DATASET RECORDS:
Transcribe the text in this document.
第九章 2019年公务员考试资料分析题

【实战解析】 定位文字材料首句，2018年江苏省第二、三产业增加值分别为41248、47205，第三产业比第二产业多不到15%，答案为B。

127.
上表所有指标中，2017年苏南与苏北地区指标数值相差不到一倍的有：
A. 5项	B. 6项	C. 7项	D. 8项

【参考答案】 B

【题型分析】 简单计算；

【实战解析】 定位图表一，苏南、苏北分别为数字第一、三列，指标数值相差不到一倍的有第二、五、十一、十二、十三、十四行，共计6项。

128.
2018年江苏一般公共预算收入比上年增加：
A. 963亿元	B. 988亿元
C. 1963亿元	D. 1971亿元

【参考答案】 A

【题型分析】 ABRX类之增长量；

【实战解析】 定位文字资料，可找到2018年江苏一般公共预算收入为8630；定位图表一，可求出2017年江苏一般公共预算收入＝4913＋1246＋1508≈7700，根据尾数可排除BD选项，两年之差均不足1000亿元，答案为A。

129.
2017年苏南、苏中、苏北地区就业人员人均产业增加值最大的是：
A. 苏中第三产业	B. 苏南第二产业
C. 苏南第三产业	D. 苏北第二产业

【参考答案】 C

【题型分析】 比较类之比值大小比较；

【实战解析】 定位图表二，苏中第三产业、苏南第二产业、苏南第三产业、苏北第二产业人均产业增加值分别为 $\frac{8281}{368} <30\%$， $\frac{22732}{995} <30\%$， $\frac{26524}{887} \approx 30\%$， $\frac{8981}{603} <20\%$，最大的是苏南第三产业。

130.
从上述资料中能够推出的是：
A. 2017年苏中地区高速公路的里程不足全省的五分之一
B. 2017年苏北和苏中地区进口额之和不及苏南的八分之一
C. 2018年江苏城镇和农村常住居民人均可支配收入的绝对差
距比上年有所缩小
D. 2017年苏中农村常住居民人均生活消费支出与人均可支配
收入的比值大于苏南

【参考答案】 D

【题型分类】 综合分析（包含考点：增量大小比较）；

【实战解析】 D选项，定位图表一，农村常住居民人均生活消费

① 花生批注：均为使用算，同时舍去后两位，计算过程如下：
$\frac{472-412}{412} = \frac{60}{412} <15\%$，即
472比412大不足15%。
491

* * *

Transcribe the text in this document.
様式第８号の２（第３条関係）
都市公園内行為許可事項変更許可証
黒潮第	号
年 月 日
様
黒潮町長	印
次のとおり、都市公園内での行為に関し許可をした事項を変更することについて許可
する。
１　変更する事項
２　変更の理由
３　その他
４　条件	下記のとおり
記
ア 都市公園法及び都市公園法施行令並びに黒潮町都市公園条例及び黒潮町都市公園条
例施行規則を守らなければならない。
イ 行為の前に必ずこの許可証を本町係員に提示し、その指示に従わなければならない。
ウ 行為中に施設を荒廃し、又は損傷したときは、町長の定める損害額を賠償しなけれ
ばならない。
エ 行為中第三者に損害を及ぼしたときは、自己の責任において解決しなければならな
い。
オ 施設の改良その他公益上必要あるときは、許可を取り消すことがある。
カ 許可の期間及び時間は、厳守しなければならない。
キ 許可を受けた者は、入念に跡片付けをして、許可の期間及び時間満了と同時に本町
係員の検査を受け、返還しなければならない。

EXERCISE OBJECTIVE: Say how many lines contain the string "题型分析", giving nothing but the count.

OUTPUT OF THE TASK: 3